Please transcribe the data that follows without the pictures, keeping every word the same.

_Material provided_.
* start *

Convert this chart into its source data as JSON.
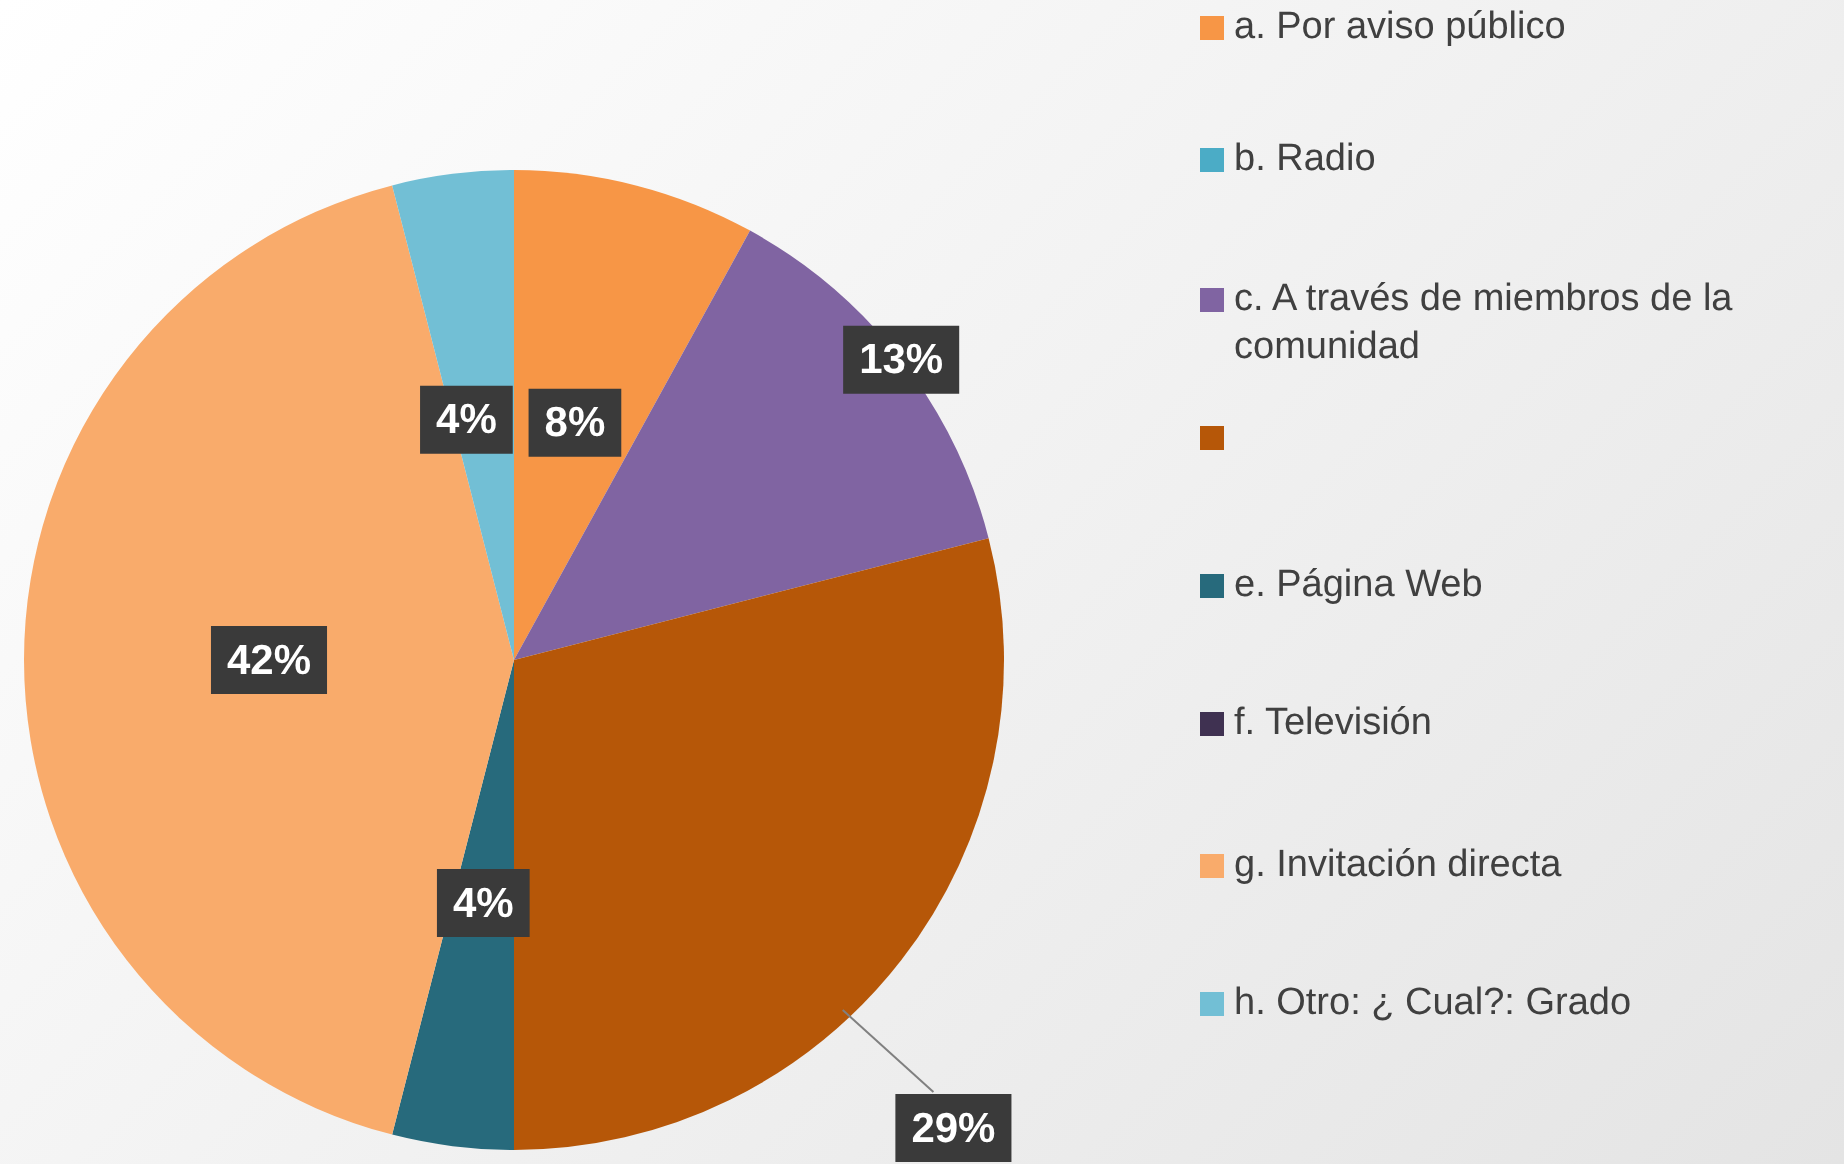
{
  "chart_data": {
    "type": "pie",
    "categories": [
      "a. Por aviso público",
      "b. Radio",
      "c. A través de miembros de la comunidad",
      null,
      "e. Página Web",
      "f. Televisión",
      "g. Invitación directa",
      "h. Otro: ¿ Cual?: Grado"
    ],
    "values": [
      8,
      0,
      13,
      29,
      4,
      0,
      42,
      4
    ],
    "colors": [
      "#f79646",
      "#4bacc6",
      "#8064a2",
      "#b65708",
      "#276a7c",
      "#3f3151",
      "#f9ab6b",
      "#72bfd5"
    ],
    "value_labels": [
      "8%",
      null,
      "13%",
      "29%",
      "4%",
      null,
      "42%",
      "4%"
    ],
    "legend": "right"
  }
}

* end *

_Complete output_.
Convert this chart into its source data as JSON.
{
  "chart_data": {
    "type": "pie",
    "categories": [
      "a. Por aviso público",
      "b. Radio",
      "c. A través de miembros de la comunidad",
      null,
      "e. Página Web",
      "f. Televisión",
      "g. Invitación directa",
      "h. Otro: ¿ Cual?: Grado"
    ],
    "values": [
      8,
      0,
      13,
      29,
      4,
      0,
      42,
      4
    ],
    "colors": [
      "#f79646",
      "#4bacc6",
      "#8064a2",
      "#b65708",
      "#276a7c",
      "#3f3151",
      "#f9ab6b",
      "#72bfd5"
    ],
    "value_labels": [
      "8%",
      null,
      "13%",
      "29%",
      "4%",
      null,
      "42%",
      "4%"
    ],
    "legend": "right"
  }
}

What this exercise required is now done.